* Aim of the exercise:
Where a line of the listing below includes the word "this", reproduce that line.

━━━━━ Stored data ━━━━━

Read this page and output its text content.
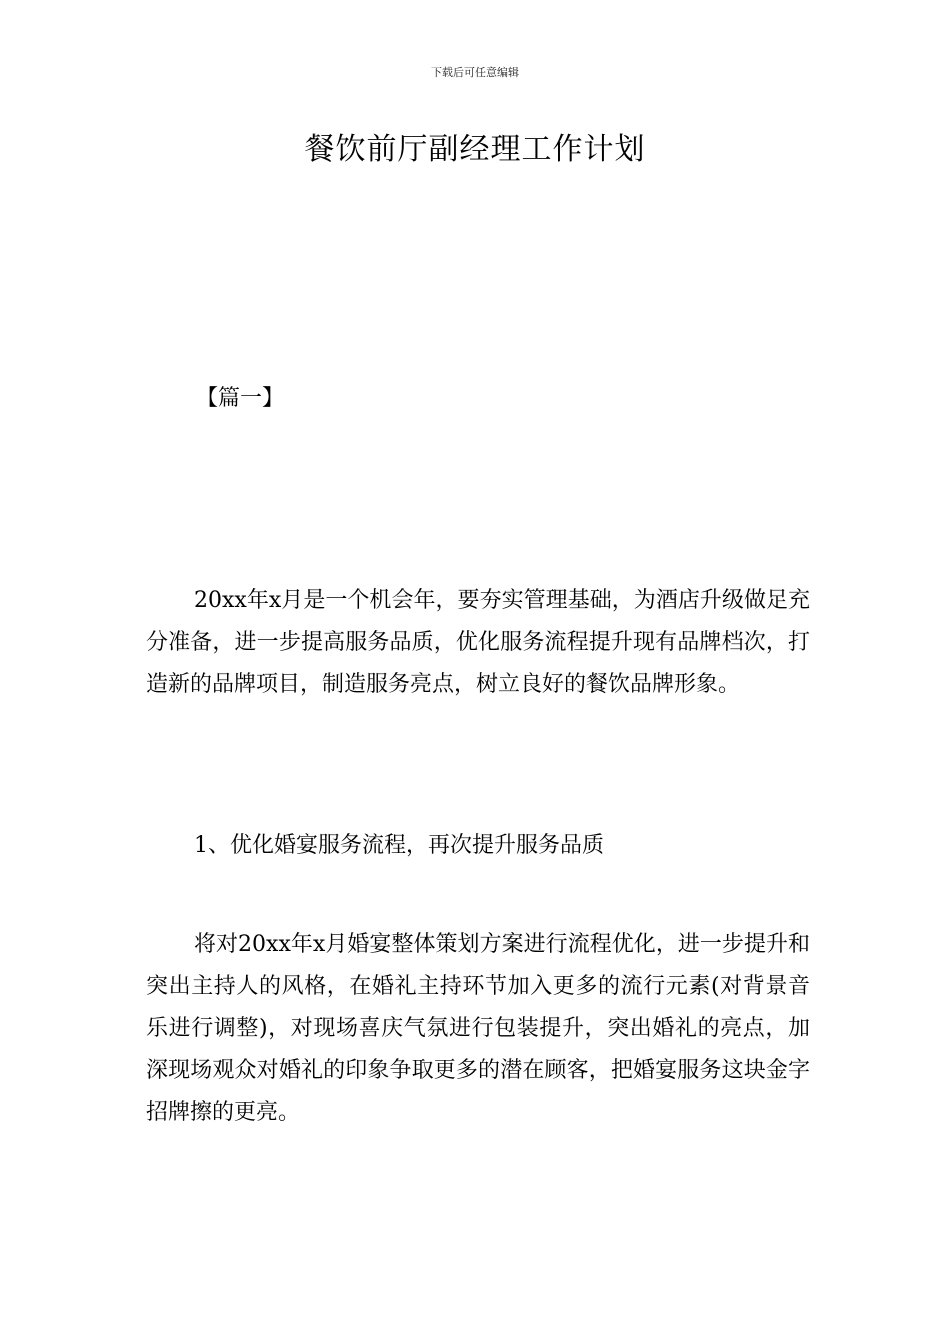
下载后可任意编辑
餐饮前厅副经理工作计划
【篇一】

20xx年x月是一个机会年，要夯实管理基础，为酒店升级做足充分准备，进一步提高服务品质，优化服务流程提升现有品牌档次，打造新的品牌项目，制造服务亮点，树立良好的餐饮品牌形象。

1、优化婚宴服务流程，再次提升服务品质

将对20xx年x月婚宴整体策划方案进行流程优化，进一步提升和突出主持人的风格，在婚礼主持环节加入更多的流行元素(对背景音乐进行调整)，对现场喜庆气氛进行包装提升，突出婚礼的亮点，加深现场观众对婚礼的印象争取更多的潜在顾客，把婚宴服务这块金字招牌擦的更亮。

━━━━━
━━━━━ Stored data ━━━━━

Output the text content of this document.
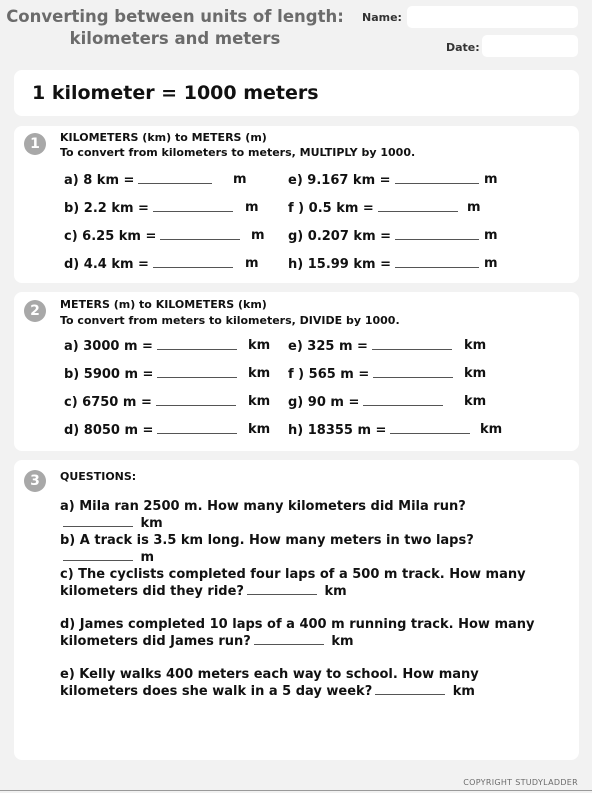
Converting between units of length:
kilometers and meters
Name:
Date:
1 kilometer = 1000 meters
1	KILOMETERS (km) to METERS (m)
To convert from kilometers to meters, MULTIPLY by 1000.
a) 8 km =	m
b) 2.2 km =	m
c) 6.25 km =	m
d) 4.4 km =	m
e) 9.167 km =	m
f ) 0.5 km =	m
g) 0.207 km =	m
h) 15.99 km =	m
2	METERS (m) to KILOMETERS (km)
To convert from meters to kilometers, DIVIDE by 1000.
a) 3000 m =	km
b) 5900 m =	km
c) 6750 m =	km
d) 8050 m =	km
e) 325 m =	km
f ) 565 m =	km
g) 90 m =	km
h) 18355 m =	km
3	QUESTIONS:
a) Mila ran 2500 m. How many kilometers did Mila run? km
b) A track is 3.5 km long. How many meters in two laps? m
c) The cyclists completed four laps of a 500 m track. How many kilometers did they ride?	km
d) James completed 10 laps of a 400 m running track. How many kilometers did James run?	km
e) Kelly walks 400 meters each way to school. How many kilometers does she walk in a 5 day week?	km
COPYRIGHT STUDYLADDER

━━━━━

* Exercise answer:
Read this page and output its text content.
Output the text content of this document.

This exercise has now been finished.